[Dataset rows]
****************

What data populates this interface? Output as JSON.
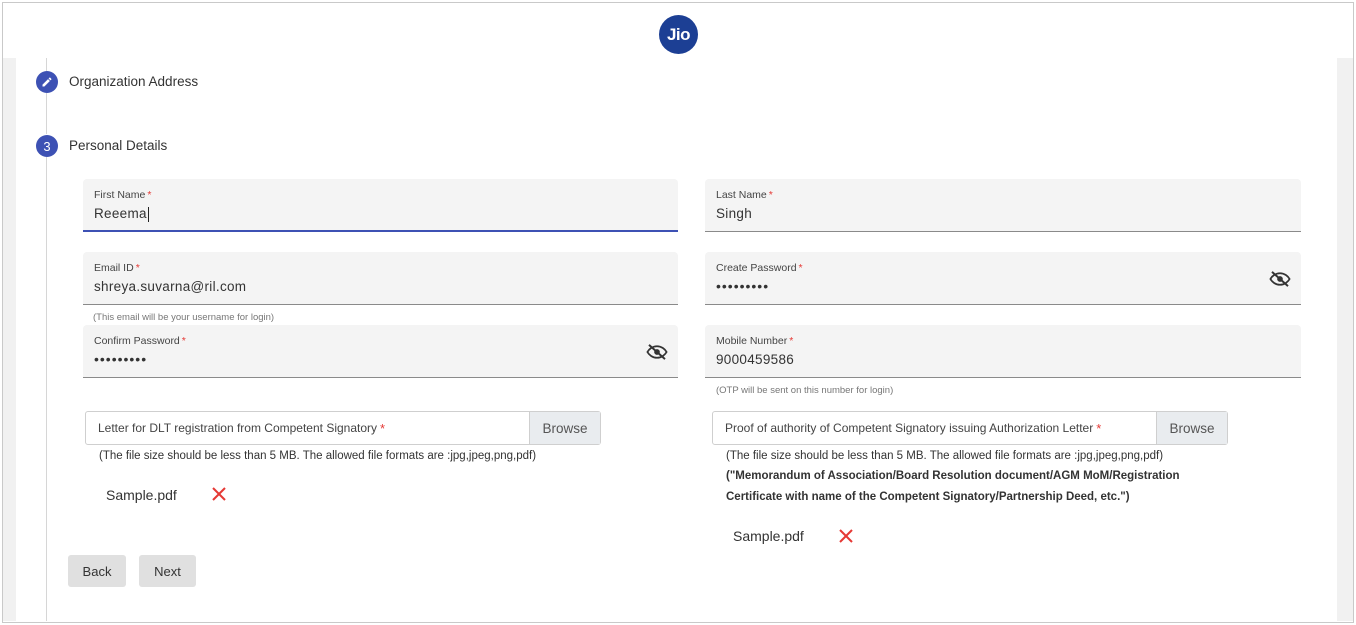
{
  "header": {
    "logo_text": "Jio"
  },
  "steps": [
    {
      "label": "Organization Address",
      "icon": "pencil-icon",
      "state": "completed"
    },
    {
      "label": "Personal Details",
      "number": "3",
      "state": "active"
    }
  ],
  "form": {
    "first_name": {
      "label": "First Name",
      "value": "Reeema"
    },
    "last_name": {
      "label": "Last Name",
      "value": "Singh"
    },
    "email": {
      "label": "Email ID",
      "value": "shreya.suvarna@ril.com",
      "hint": "(This email will be your username for login)"
    },
    "create_password": {
      "label": "Create Password",
      "value": "•••••••••"
    },
    "confirm_password": {
      "label": "Confirm Password",
      "value": "•••••••••"
    },
    "mobile": {
      "label": "Mobile Number",
      "value": "9000459586",
      "hint": "(OTP will be sent on this number for login)"
    },
    "required_marker": "*"
  },
  "uploads": {
    "dlt_letter": {
      "label": "Letter for DLT registration from Competent Signatory",
      "browse_label": "Browse",
      "note": "(The file size should be less than 5 MB. The allowed file formats are :jpg,jpeg,png,pdf)",
      "file_name": "Sample.pdf"
    },
    "proof_authority": {
      "label": "Proof of authority of Competent Signatory issuing Authorization Letter",
      "browse_label": "Browse",
      "note": "(The file size should be less than 5 MB. The allowed file formats are :jpg,jpeg,png,pdf)",
      "note_bold": "(\"Memorandum of Association/Board Resolution document/AGM MoM/Registration Certificate with name of the Competent Signatory/Partnership Deed, etc.\")",
      "file_name": "Sample.pdf"
    }
  },
  "actions": {
    "back_label": "Back",
    "next_label": "Next"
  },
  "colors": {
    "accent": "#3d51b4",
    "remove": "#e53935",
    "logo_bg": "#1c3f94"
  }
}
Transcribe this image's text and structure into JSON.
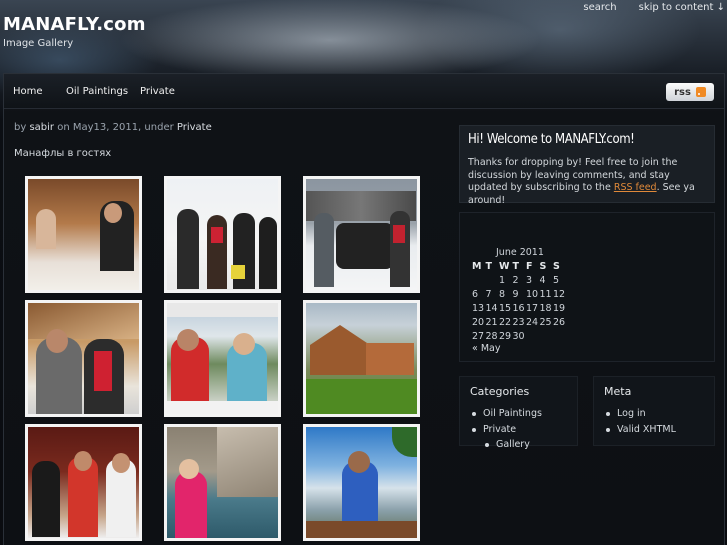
{
  "topbar": {
    "search": "search",
    "skip": "skip to content ↓"
  },
  "site": {
    "title": "MANAFLY.com",
    "description": "Image Gallery"
  },
  "nav": {
    "items": [
      "Home",
      "Oil Paintings",
      "Private"
    ],
    "rss_label": "rss"
  },
  "post": {
    "meta_by": "by",
    "author": "sabir",
    "meta_on": "on May13, 2011, under",
    "category": "Private",
    "title": "Манафлы в гостях"
  },
  "welcome": {
    "title": "Hi! Welcome to MANAFLY.com!",
    "text_before": "Thanks for dropping by! Feel free to join the discussion by leaving comments, and stay updated by subscribing to the",
    "link": "RSS feed",
    "text_after": ". See ya around!"
  },
  "calendar": {
    "caption": "June 2011",
    "headers": [
      "M",
      "T",
      "W",
      "T",
      "F",
      "S",
      "S"
    ],
    "weeks": [
      [
        "",
        "",
        "1",
        "2",
        "3",
        "4",
        "5"
      ],
      [
        "6",
        "7",
        "8",
        "9",
        "10",
        "11",
        "12"
      ],
      [
        "13",
        "14",
        "15",
        "16",
        "17",
        "18",
        "19"
      ],
      [
        "20",
        "21",
        "22",
        "23",
        "24",
        "25",
        "26"
      ],
      [
        "27",
        "28",
        "29",
        "30",
        "",
        "",
        ""
      ]
    ],
    "prev": "« May"
  },
  "categories": {
    "title": "Categories",
    "items": [
      "Oil Paintings",
      "Private"
    ],
    "sub": [
      "Gallery"
    ]
  },
  "meta_widget": {
    "title": "Meta",
    "items": [
      "Log in",
      "Valid XHTML"
    ]
  }
}
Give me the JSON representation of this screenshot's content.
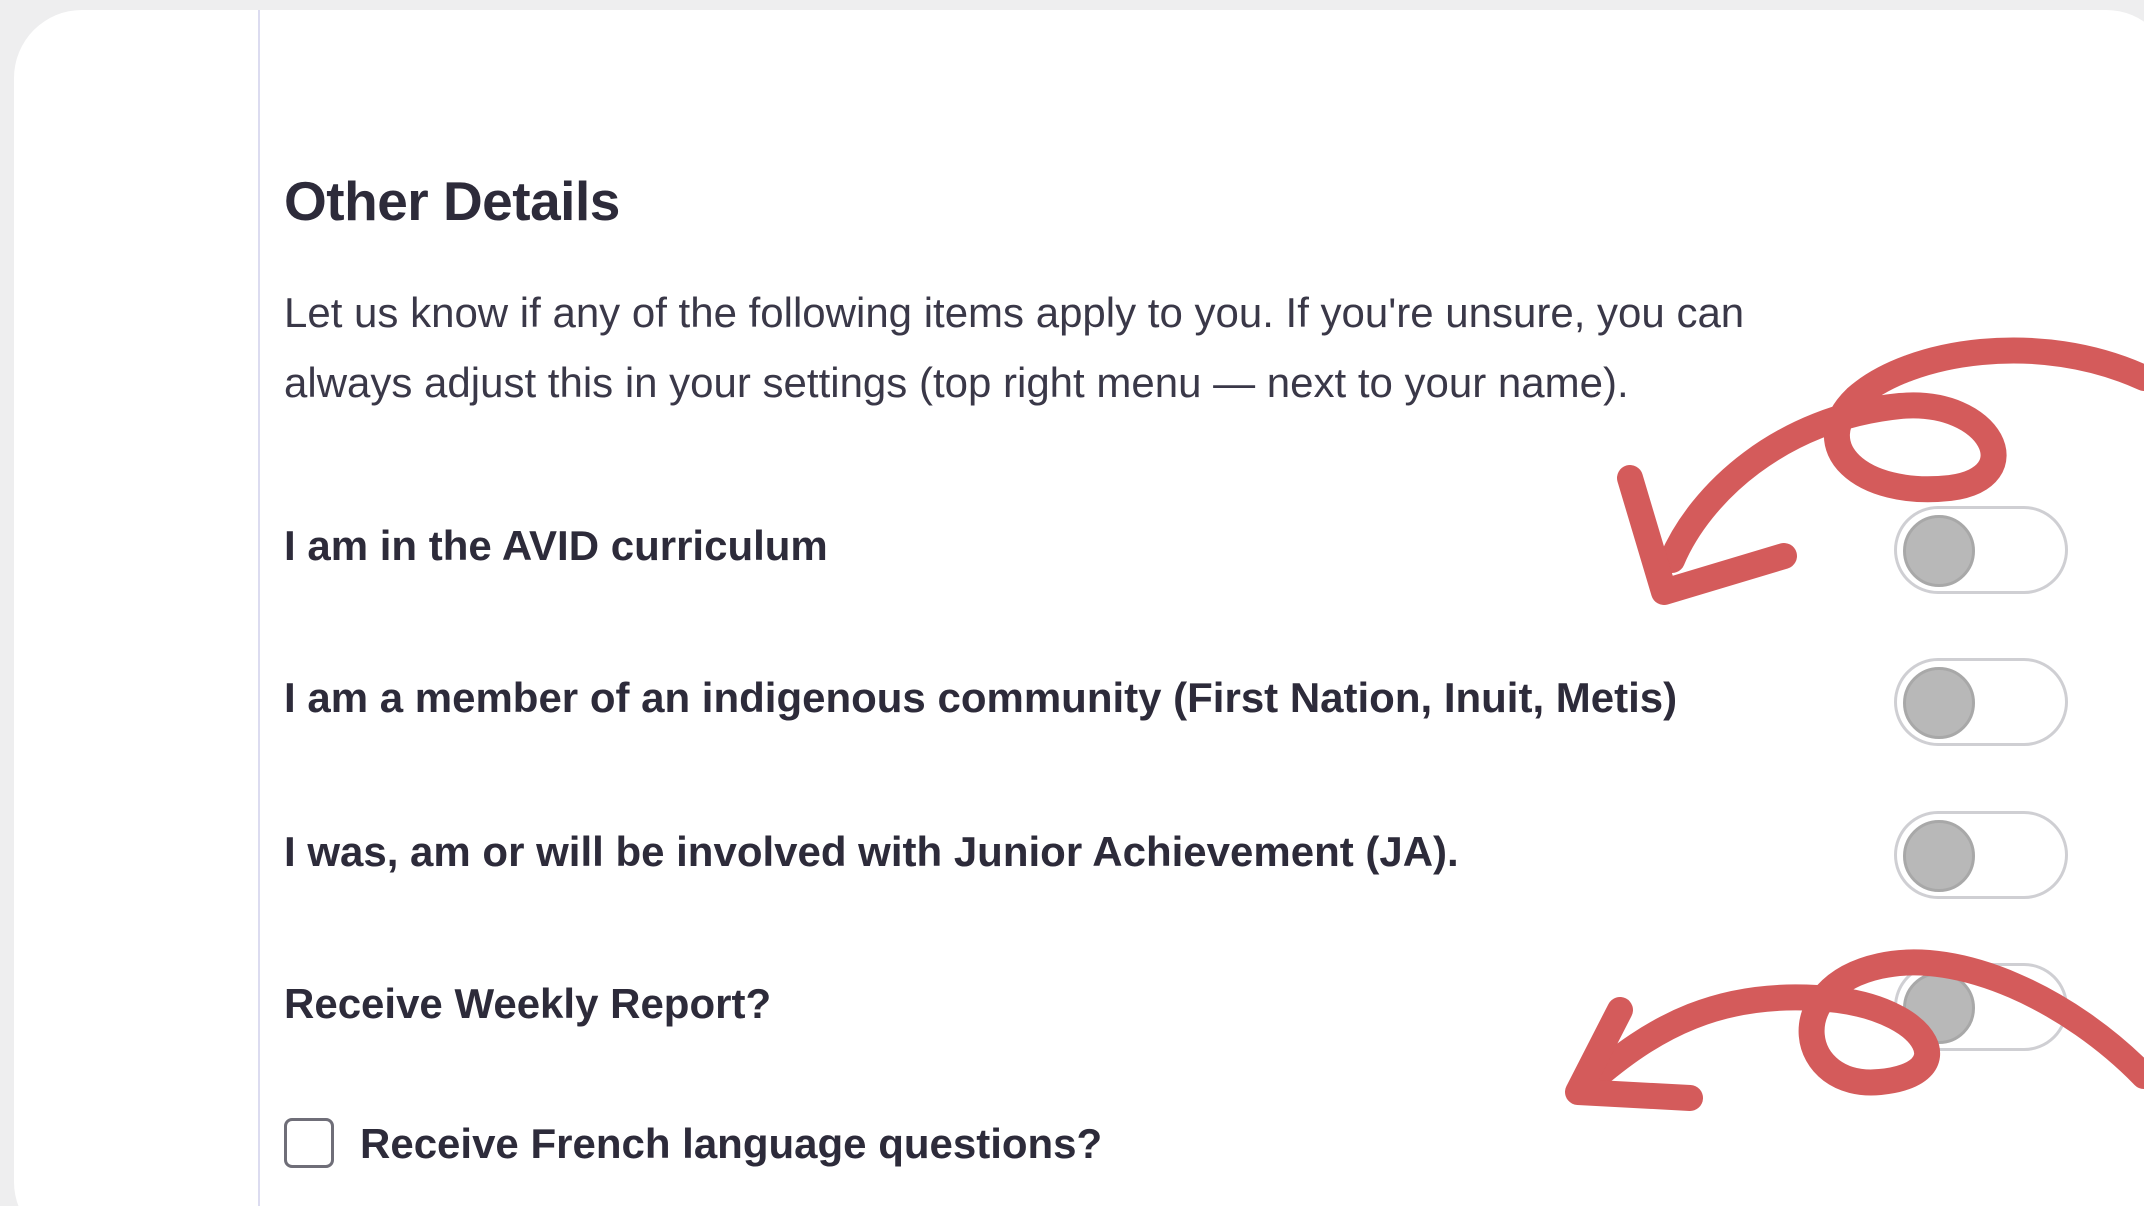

****************

** Required task **
In the data above, find the line containing "Transcribe this image's"; from there, please write out each line through the end, exactly, with the pictures omitted.

** Solution to the exercise **
Transcribe this image's text and structure into JSON.
{
  "topbar": {
    "search": "search",
    "skip": "skip to content ↓"
  },
  "site": {
    "title": "MANAFLY.com",
    "description": "Image Gallery"
  },
  "nav": {
    "items": [
      "Home",
      "Oil Paintings",
      "Private"
    ],
    "rss_label": "rss"
  },
  "post": {
    "meta_by": "by",
    "author": "sabir",
    "meta_on": "on May13, 2011, under",
    "category": "Private",
    "title": "Манафлы в гостях"
  },
  "welcome": {
    "title": "Hi! Welcome to MANAFLY.com!",
    "text_before": "Thanks for dropping by! Feel free to join the discussion by leaving comments, and stay updated by subscribing to the",
    "link": "RSS feed",
    "text_after": ". See ya around!"
  },
  "calendar": {
    "caption": "June 2011",
    "headers": [
      "M",
      "T",
      "W",
      "T",
      "F",
      "S",
      "S"
    ],
    "weeks": [
      [
        "",
        "",
        "1",
        "2",
        "3",
        "4",
        "5"
      ],
      [
        "6",
        "7",
        "8",
        "9",
        "10",
        "11",
        "12"
      ],
      [
        "13",
        "14",
        "15",
        "16",
        "17",
        "18",
        "19"
      ],
      [
        "20",
        "21",
        "22",
        "23",
        "24",
        "25",
        "26"
      ],
      [
        "27",
        "28",
        "29",
        "30",
        "",
        "",
        ""
      ]
    ],
    "prev": "« May"
  },
  "categories": {
    "title": "Categories",
    "items": [
      "Oil Paintings",
      "Private"
    ],
    "sub": [
      "Gallery"
    ]
  },
  "meta_widget": {
    "title": "Meta",
    "items": [
      "Log in",
      "Valid XHTML"
    ]
  }
}
Give me the JSON representation of this screenshot's content.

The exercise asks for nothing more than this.